▸ Your objective
Only lines holding the word "Choir" should be copied from the material.

▸ Given information
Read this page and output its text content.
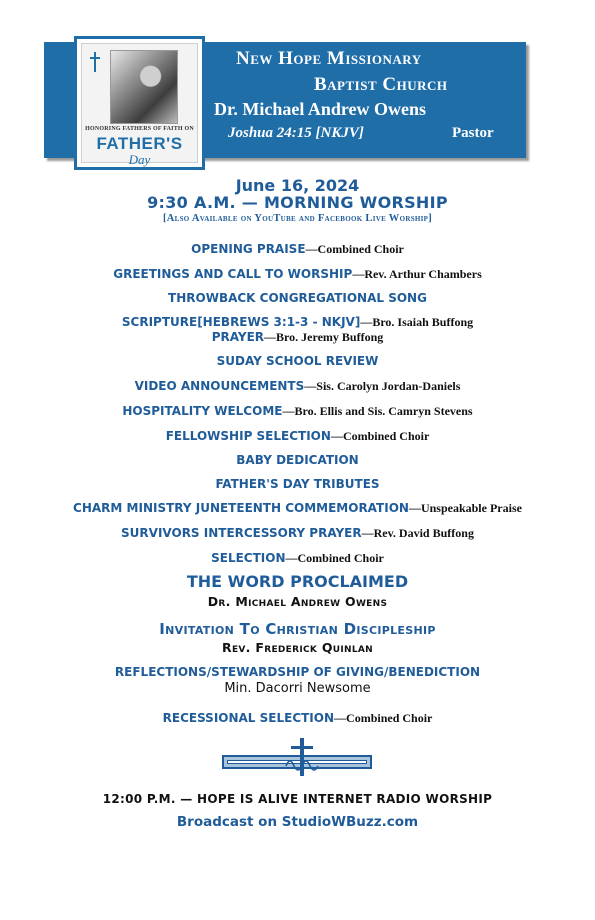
HONORING FATHERS OF FAITH ON
FATHER'S
Day
New Hope Missionary
Baptist Church
Dr. Michael Andrew Owens
Joshua 24:15 [NKJV]	Pastor
June 16, 2024
9:30 A.M. — MORNING WORSHIP
[Also Available on YouTube and Facebook Live Worship]
OPENING PRAISE—Combined Choir
GREETINGS AND CALL TO WORSHIP—Rev. Arthur Chambers
THROWBACK CONGREGATIONAL SONG
SCRIPTURE[HEBREWS 3:1-3 - NKJV]—Bro. Isaiah Buffong
PRAYER—Bro. Jeremy Buffong
SUDAY SCHOOL REVIEW
VIDEO ANNOUNCEMENTS—Sis. Carolyn Jordan-Daniels
HOSPITALITY WELCOME—Bro. Ellis and Sis. Camryn Stevens
FELLOWSHIP SELECTION—Combined Choir
BABY DEDICATION
FATHER'S DAY TRIBUTES
CHARM MINISTRY JUNETEENTH COMMEMORATION—Unspeakable Praise
SURVIVORS INTERCESSORY PRAYER—Rev. David Buffong
SELECTION—Combined Choir
THE WORD PROCLAIMED
Dr. Michael Andrew Owens
Invitation To Christian Discipleship
Rev. Frederick Quinlan
REFLECTIONS/STEWARDSHIP OF GIVING/BENEDICTION
Min. Dacorri Newsome
RECESSIONAL SELECTION—Combined Choir
12:00 P.M. — HOPE IS ALIVE INTERNET RADIO WORSHIP
Broadcast on StudioWBuzz.com
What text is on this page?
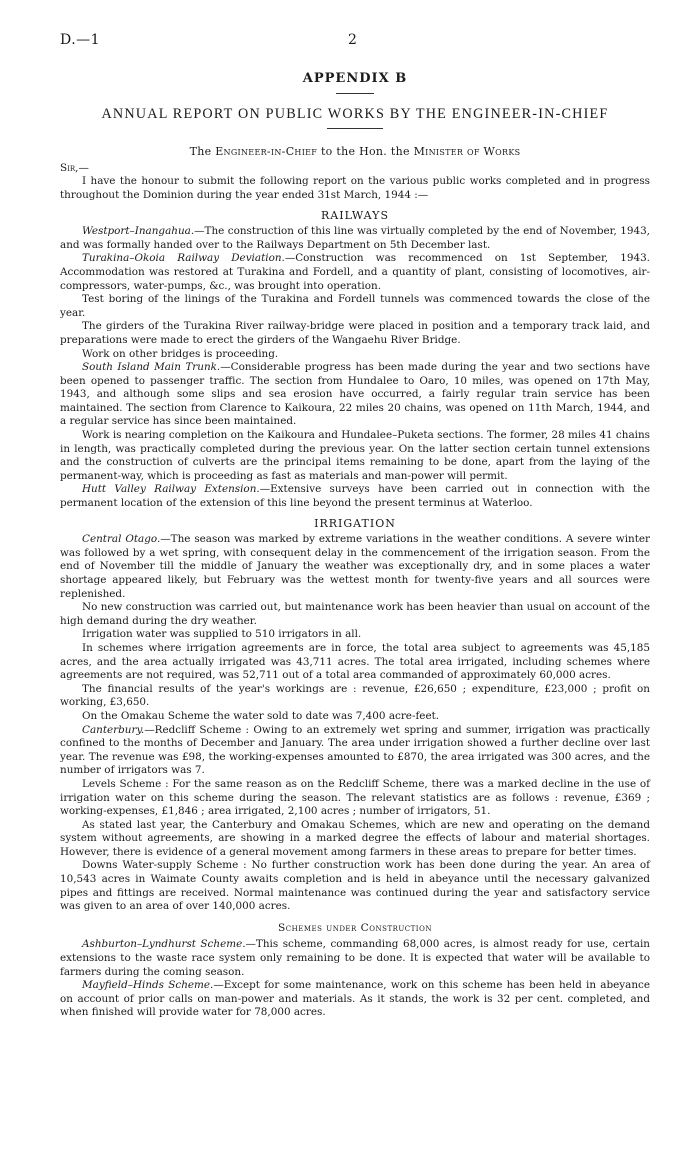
D.—1	2
APPENDIX B
ANNUAL REPORT ON PUBLIC WORKS BY THE ENGINEER-IN-CHIEF
The Engineer-in-Chief to the Hon. the Minister of Works
Sir,—

I have the honour to submit the following report on the various public works completed and in progress throughout the Dominion during the year ended 31st March, 1944 :—

RAILWAYS

Westport–Inangahua.—The construction of this line was virtually completed by the end of November, 1943, and was formally handed over to the Railways Department on 5th December last.

Turakina–Okoia Railway Deviation.—Construction was recommenced on 1st September, 1943. Accommodation was restored at Turakina and Fordell, and a quantity of plant, consisting of locomotives, air-compressors, water-pumps, &c., was brought into operation.

Test boring of the linings of the Turakina and Fordell tunnels was commenced towards the close of the year.

The girders of the Turakina River railway-bridge were placed in position and a temporary track laid, and preparations were made to erect the girders of the Wangaehu River Bridge.

Work on other bridges is proceeding.

South Island Main Trunk.—Considerable progress has been made during the year and two sections have been opened to passenger traffic. The section from Hundalee to Oaro, 10 miles, was opened on 17th May, 1943, and although some slips and sea erosion have occurred, a fairly regular train service has been maintained. The section from Clarence to Kaikoura, 22 miles 20 chains, was opened on 11th March, 1944, and a regular service has since been maintained.

Work is nearing completion on the Kaikoura and Hundalee–Puketa sections. The former, 28 miles 41 chains in length, was practically completed during the previous year. On the latter section certain tunnel extensions and the construction of culverts are the principal items remaining to be done, apart from the laying of the permanent-way, which is proceeding as fast as materials and man-power will permit.

Hutt Valley Railway Extension.—Extensive surveys have been carried out in connection with the permanent location of the extension of this line beyond the present terminus at Waterloo.

IRRIGATION

Central Otago.—The season was marked by extreme variations in the weather conditions. A severe winter was followed by a wet spring, with consequent delay in the commencement of the irrigation season. From the end of November till the middle of January the weather was exceptionally dry, and in some places a water shortage appeared likely, but February was the wettest month for twenty-five years and all sources were replenished.

No new construction was carried out, but maintenance work has been heavier than usual on account of the high demand during the dry weather.

Irrigation water was supplied to 510 irrigators in all.

In schemes where irrigation agreements are in force, the total area subject to agreements was 45,185 acres, and the area actually irrigated was 43,711 acres. The total area irrigated, including schemes where agreements are not required, was 52,711 out of a total area commanded of approximately 60,000 acres.

The financial results of the year's workings are : revenue, £26,650 ; expenditure, £23,000 ; profit on working, £3,650.

On the Omakau Scheme the water sold to date was 7,400 acre-feet.

Canterbury.—Redcliff Scheme : Owing to an extremely wet spring and summer, irrigation was practically confined to the months of December and January. The area under irrigation showed a further decline over last year. The revenue was £98, the working-expenses amounted to £870, the area irrigated was 300 acres, and the number of irrigators was 7.

Levels Scheme : For the same reason as on the Redcliff Scheme, there was a marked decline in the use of irrigation water on this scheme during the season. The relevant statistics are as follows : revenue, £369 ; working-expenses, £1,846 ; area irrigated, 2,100 acres ; number of irrigators, 51.

As stated last year, the Canterbury and Omakau Schemes, which are new and operating on the demand system without agreements, are showing in a marked degree the effects of labour and material shortages. However, there is evidence of a general movement among farmers in these areas to prepare for better times.

Downs Water-supply Scheme : No further construction work has been done during the year. An area of 10,543 acres in Waimate County awaits completion and is held in abeyance until the necessary galvanized pipes and fittings are received. Normal maintenance was continued during the year and satisfactory service was given to an area of over 140,000 acres.

Schemes under Construction

Ashburton–Lyndhurst Scheme.—This scheme, commanding 68,000 acres, is almost ready for use, certain extensions to the waste race system only remaining to be done. It is expected that water will be available to farmers during the coming season.

Mayfield–Hinds Scheme.—Except for some maintenance, work on this scheme has been held in abeyance on account of prior calls on man-power and materials. As it stands, the work is 32 per cent. completed, and when finished will provide water for 78,000 acres.
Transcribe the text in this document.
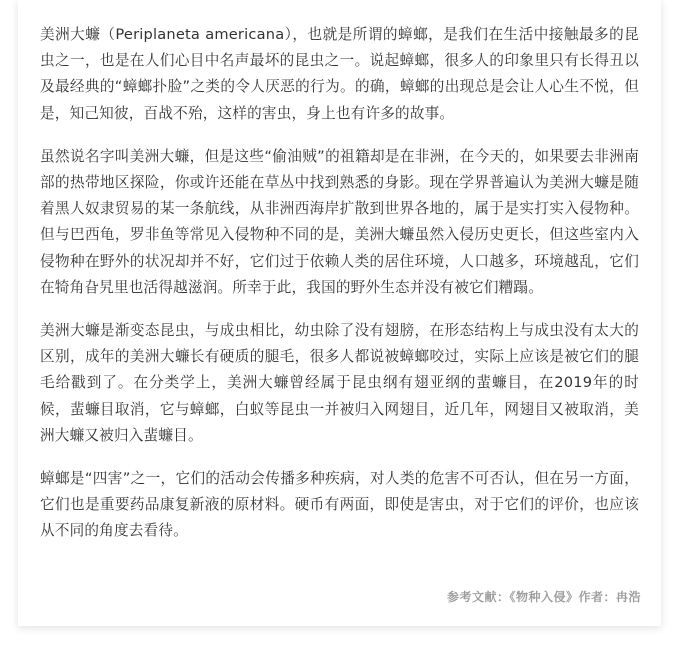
美洲大蠊（Periplaneta americana），也就是所谓的蟑螂，是我们在生活中接触最多的昆虫之一，也是在人们心目中名声最坏的昆虫之一。说起蟑螂，很多人的印象里只有长得丑以及最经典的“蟑螂扑脸”之类的令人厌恶的行为。的确，蟑螂的出现总是会让人心生不悦，但是，知己知彼，百战不殆，这样的害虫，身上也有许多的故事。

虽然说名字叫美洲大蠊，但是这些“偷油贼”的祖籍却是在非洲，在今天的，如果要去非洲南部的热带地区探险，你或许还能在草丛中找到熟悉的身影。现在学界普遍认为美洲大蠊是随着黑人奴隶贸易的某一条航线，从非洲西海岸扩散到世界各地的，属于是实打实入侵物种。但与巴西龟，罗非鱼等常见入侵物种不同的是，美洲大蠊虽然入侵历史更长，但这些室内入侵物种在野外的状况却并不好，它们过于依赖人类的居住环境，人口越多，环境越乱，它们在犄角旮旯里也活得越滋润。所幸于此，我国的野外生态并没有被它们糟蹋。

美洲大蠊是渐变态昆虫，与成虫相比，幼虫除了没有翅膀，在形态结构上与成虫没有太大的区别，成年的美洲大蠊长有硬质的腿毛，很多人都说被蟑螂咬过，实际上应该是被它们的腿毛给戳到了。在分类学上，美洲大蠊曾经属于昆虫纲有翅亚纲的蜚蠊目，在2019年的时候，蜚蠊目取消，它与蟑螂，白蚁等昆虫一并被归入网翅目，近几年，网翅目又被取消，美洲大蠊又被归入蜚蠊目。

蟑螂是“四害”之一，它们的活动会传播多种疾病，对人类的危害不可否认，但在另一方面，它们也是重要药品康复新液的原材料。硬币有两面，即使是害虫，对于它们的评价，也应该从不同的角度去看待。

参考文献：《物种入侵》作者：冉浩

▸ Result of this task
OPENING PRAISE—Combined Choir
FELLOWSHIP SELECTION—Combined Choir
SELECTION—Combined Choir
RECESSIONAL SELECTION—Combined Choir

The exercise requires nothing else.